**Work to be completed:** Every line containing the word "February" needs to be found and copied.

## BEGIN Data lines

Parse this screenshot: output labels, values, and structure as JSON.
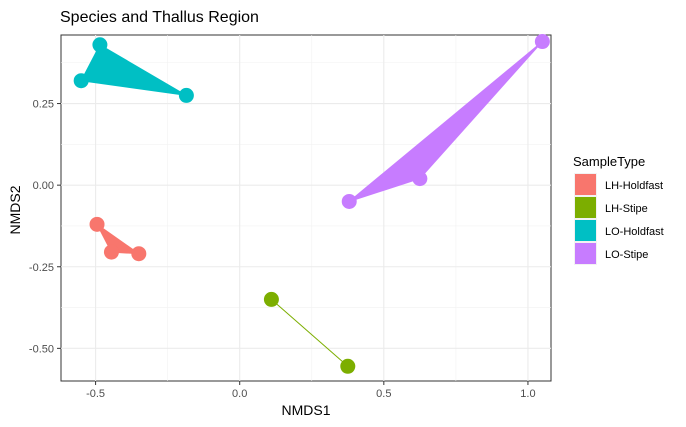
{
  "chart_data": {
    "type": "scatter",
    "title": "Species and Thallus Region",
    "xlabel": "NMDS1",
    "ylabel": "NMDS2",
    "xlim": [
      -0.62,
      1.08
    ],
    "ylim": [
      -0.6,
      0.46
    ],
    "x_ticks": [
      -0.5,
      0.0,
      0.5,
      1.0
    ],
    "x_tick_labels": [
      "-0.5",
      "0.0",
      "0.5",
      "1.0"
    ],
    "y_ticks": [
      -0.5,
      -0.25,
      0.0,
      0.25
    ],
    "y_tick_labels": [
      "-0.50",
      "-0.25",
      "0.00",
      "0.25"
    ],
    "grid": true,
    "legend": {
      "title": "SampleType",
      "placement": "right"
    },
    "series": [
      {
        "name": "LH-Holdfast",
        "color": "#F8766D",
        "points": [
          [
            -0.495,
            -0.12
          ],
          [
            -0.445,
            -0.205
          ],
          [
            -0.35,
            -0.21
          ]
        ]
      },
      {
        "name": "LH-Stipe",
        "color": "#7CAE00",
        "points": [
          [
            0.11,
            -0.35
          ],
          [
            0.375,
            -0.555
          ]
        ]
      },
      {
        "name": "LO-Holdfast",
        "color": "#00BFC4",
        "points": [
          [
            -0.485,
            0.43
          ],
          [
            -0.55,
            0.32
          ],
          [
            -0.185,
            0.275
          ]
        ]
      },
      {
        "name": "LO-Stipe",
        "color": "#C77CFF",
        "points": [
          [
            1.05,
            0.44
          ],
          [
            0.625,
            0.02
          ],
          [
            0.38,
            -0.05
          ]
        ]
      }
    ]
  }
}
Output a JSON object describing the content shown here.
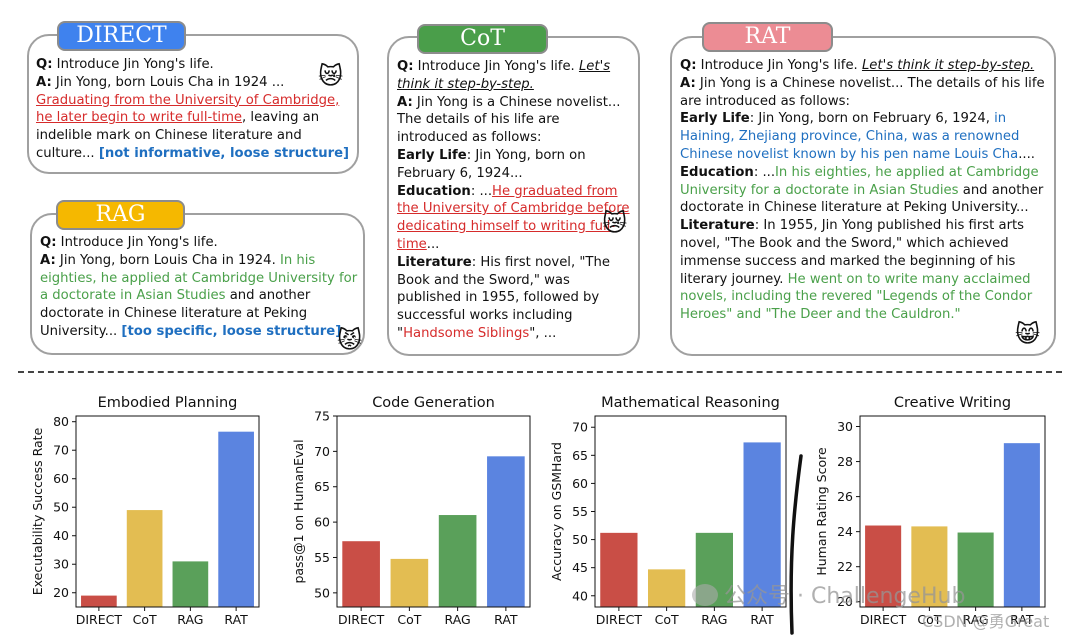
{
  "panels": {
    "direct": {
      "label": "DIRECT",
      "q_label": "Q:",
      "q": " Introduce Jin Yong's life.",
      "a_label": "A:",
      "a1": " Jin Yong, born Louis Cha in 1924 ...",
      "a_red": "Graduating from the University of Cambridge, he later begin to write full-time",
      "a2": ", leaving an indelible mark on Chinese literature and culture... ",
      "note": "[not informative, loose structure]"
    },
    "rag": {
      "label": "RAG",
      "q_label": "Q:",
      "q": " Introduce Jin Yong's life.",
      "a_label": "A:",
      "a1": " Jin Yong, born Louis Cha in 1924. ",
      "a_green": "In his eighties, he applied at Cambridge University for a doctorate in Asian Studies",
      "a2": " and another doctorate in Chinese literature at Peking University... ",
      "note": "[too specific, loose structure]"
    },
    "cot": {
      "label": "CoT",
      "q_label": "Q:",
      "q": " Introduce Jin Yong's life. ",
      "q_step": "Let's think it step-by-step.",
      "a_label": "A:",
      "a1": " Jin Yong is a Chinese novelist... The details of his life are introduced as follows:",
      "early_label": "Early Life",
      "early": ": Jin Yong, born on February 6, 1924...",
      "edu_label": "Education",
      "edu1": ": ...",
      "edu_red": "He graduated from the University of Cambridge before dedicating himself to writing full-time",
      "edu2": "...",
      "lit_label": "Literature",
      "lit1": ": His first novel, \"The Book and the Sword,\" was published in 1955, followed by successful works including \"",
      "lit_red": "Handsome Siblings",
      "lit2": "\", ..."
    },
    "rat": {
      "label": "RAT",
      "q_label": "Q:",
      "q": " Introduce Jin Yong's life. ",
      "q_step": "Let's think it step-by-step.",
      "a_label": "A:",
      "a1": " Jin Yong is a Chinese novelist... The details of his life are introduced as follows:",
      "early_label": "Early Life",
      "early1": ": Jin Yong, born on February 6, 1924, ",
      "early_blue": "in Haining, Zhejiang province, China, was a renowned Chinese novelist known by his pen name Louis Cha",
      "early2": "....",
      "edu_label": "Education",
      "edu1": ": ...",
      "edu_green": "In his eighties, he applied at Cambridge University for a doctorate in Asian Studies",
      "edu2": " and another doctorate in Chinese literature at Peking University...",
      "lit_label": "Literature",
      "lit1": ": In 1955, Jin Yong published his first arts novel, \"The Book and the Sword,\" which achieved immense success and marked the beginning of his literary journey. ",
      "lit_green": "He went on to write many acclaimed novels, including the revered \"Legends of the Condor Heroes\" and \"The Deer and the Cauldron.\""
    }
  },
  "emojis": {
    "direct": "😿",
    "cot": "😿",
    "rag": "😾",
    "rat": "😸"
  },
  "watermark": {
    "main": "公众号 · ChallengeHub",
    "sub": "CSDN @勇Great"
  },
  "chart_data": [
    {
      "type": "bar",
      "title": "Embodied Planning",
      "ylabel": "Executability Success Rate",
      "categories": [
        "DIRECT",
        "CoT",
        "RAG",
        "RAT"
      ],
      "values": [
        19,
        49,
        31,
        76.5
      ],
      "ylim": [
        15,
        82
      ],
      "yticks": [
        20,
        30,
        40,
        50,
        60,
        70,
        80
      ],
      "colors": [
        "#c94e46",
        "#e3bd52",
        "#5aa05a",
        "#5b84e0"
      ]
    },
    {
      "type": "bar",
      "title": "Code Generation",
      "ylabel": "pass@1 on HumanEval",
      "categories": [
        "DIRECT",
        "CoT",
        "RAG",
        "RAT"
      ],
      "values": [
        57.3,
        54.8,
        61,
        69.3
      ],
      "ylim": [
        48,
        75
      ],
      "yticks": [
        50,
        55,
        60,
        65,
        70,
        75
      ],
      "colors": [
        "#c94e46",
        "#e3bd52",
        "#5aa05a",
        "#5b84e0"
      ]
    },
    {
      "type": "bar",
      "title": "Mathematical Reasoning",
      "ylabel": "Accuracy on GSMHard",
      "categories": [
        "DIRECT",
        "CoT",
        "RAG",
        "RAT"
      ],
      "values": [
        51.2,
        44.7,
        51.2,
        67.3
      ],
      "ylim": [
        38,
        72
      ],
      "yticks": [
        40,
        45,
        50,
        55,
        60,
        65,
        70
      ],
      "colors": [
        "#c94e46",
        "#e3bd52",
        "#5aa05a",
        "#5b84e0"
      ]
    },
    {
      "type": "bar",
      "title": "Creative Writing",
      "ylabel": "Human Rating Score",
      "categories": [
        "DIRECT",
        "CoT",
        "RAG",
        "RAT"
      ],
      "values": [
        24.35,
        24.3,
        23.95,
        29.05
      ],
      "ylim": [
        19.7,
        30.6
      ],
      "yticks": [
        20,
        22,
        24,
        26,
        28,
        30
      ],
      "colors": [
        "#c94e46",
        "#e3bd52",
        "#5aa05a",
        "#5b84e0"
      ]
    }
  ]
}
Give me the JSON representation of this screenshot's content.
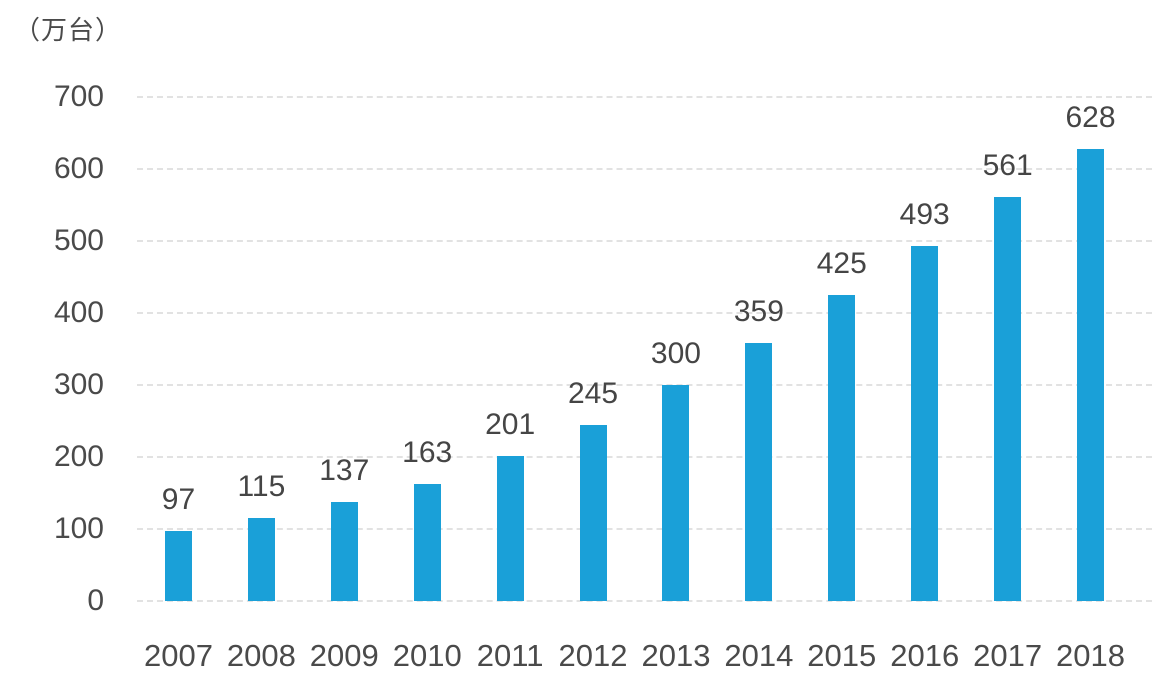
{
  "chart_data": {
    "type": "bar",
    "title": "",
    "xlabel": "",
    "ylabel": "（万台）",
    "unit_label": "（万台）",
    "categories": [
      "2007",
      "2008",
      "2009",
      "2010",
      "2011",
      "2012",
      "2013",
      "2014",
      "2015",
      "2016",
      "2017",
      "2018"
    ],
    "values": [
      97,
      115,
      137,
      163,
      201,
      245,
      300,
      359,
      425,
      493,
      561,
      628
    ],
    "y_ticks": [
      0,
      100,
      200,
      300,
      400,
      500,
      600,
      700
    ],
    "ylim": [
      0,
      700
    ],
    "grid": "horizontal-dashed",
    "legend_position": "none",
    "value_labels": "above-bars",
    "colors": {
      "bar": "#1aa0d8",
      "text": "#4a4a4a",
      "gridline": "#e2e2e2",
      "background": "#ffffff"
    }
  }
}
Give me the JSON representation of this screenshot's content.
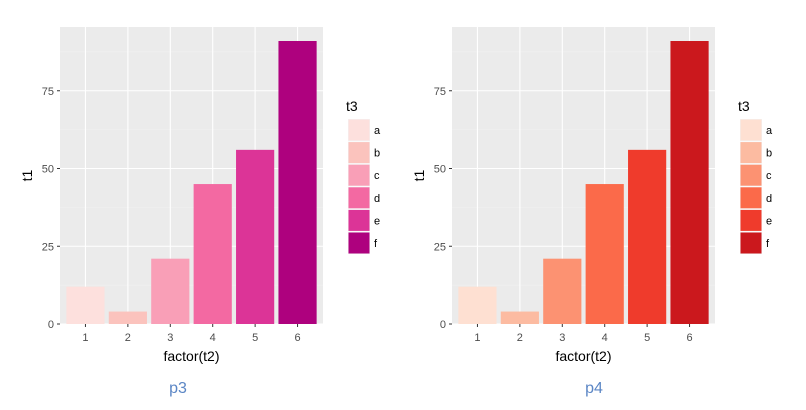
{
  "chart_data": [
    {
      "type": "bar",
      "categories": [
        "1",
        "2",
        "3",
        "4",
        "5",
        "6"
      ],
      "values": [
        12,
        4,
        21,
        45,
        56,
        91
      ],
      "fill_groups": [
        "a",
        "b",
        "c",
        "d",
        "e",
        "f"
      ],
      "xlabel": "factor(t2)",
      "ylabel": "t1",
      "yticks": [
        0,
        25,
        50,
        75
      ],
      "ylim": [
        0,
        95.5
      ],
      "grid": true,
      "legend": {
        "title": "t3",
        "position": "right",
        "labels": [
          "a",
          "b",
          "c",
          "d",
          "e",
          "f"
        ]
      },
      "colors": [
        "#fde0dd",
        "#fbc3bd",
        "#f99fb7",
        "#f369a2",
        "#dc3497",
        "#ae017e"
      ],
      "caption": "p3"
    },
    {
      "type": "bar",
      "categories": [
        "1",
        "2",
        "3",
        "4",
        "5",
        "6"
      ],
      "values": [
        12,
        4,
        21,
        45,
        56,
        91
      ],
      "fill_groups": [
        "a",
        "b",
        "c",
        "d",
        "e",
        "f"
      ],
      "xlabel": "factor(t2)",
      "ylabel": "t1",
      "yticks": [
        0,
        25,
        50,
        75
      ],
      "ylim": [
        0,
        95.5
      ],
      "grid": true,
      "legend": {
        "title": "t3",
        "position": "right",
        "labels": [
          "a",
          "b",
          "c",
          "d",
          "e",
          "f"
        ]
      },
      "colors": [
        "#fee0d2",
        "#fcbba1",
        "#fc9272",
        "#fb6a4a",
        "#ef3b2c",
        "#cb181d"
      ],
      "caption": "p4"
    }
  ],
  "theme": {
    "panel_bg": "#ebebeb",
    "grid_major": "#ffffff",
    "grid_minor": "#f2f2f2",
    "axis_text": "#4d4d4d",
    "caption_color": "#5b86c5"
  }
}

## END Data lines

**Answer to this exercise:**
      "early": ": Jin Yong, born on February 6, 1924...",
      "early1": ": Jin Yong, born on February 6, 1924, ",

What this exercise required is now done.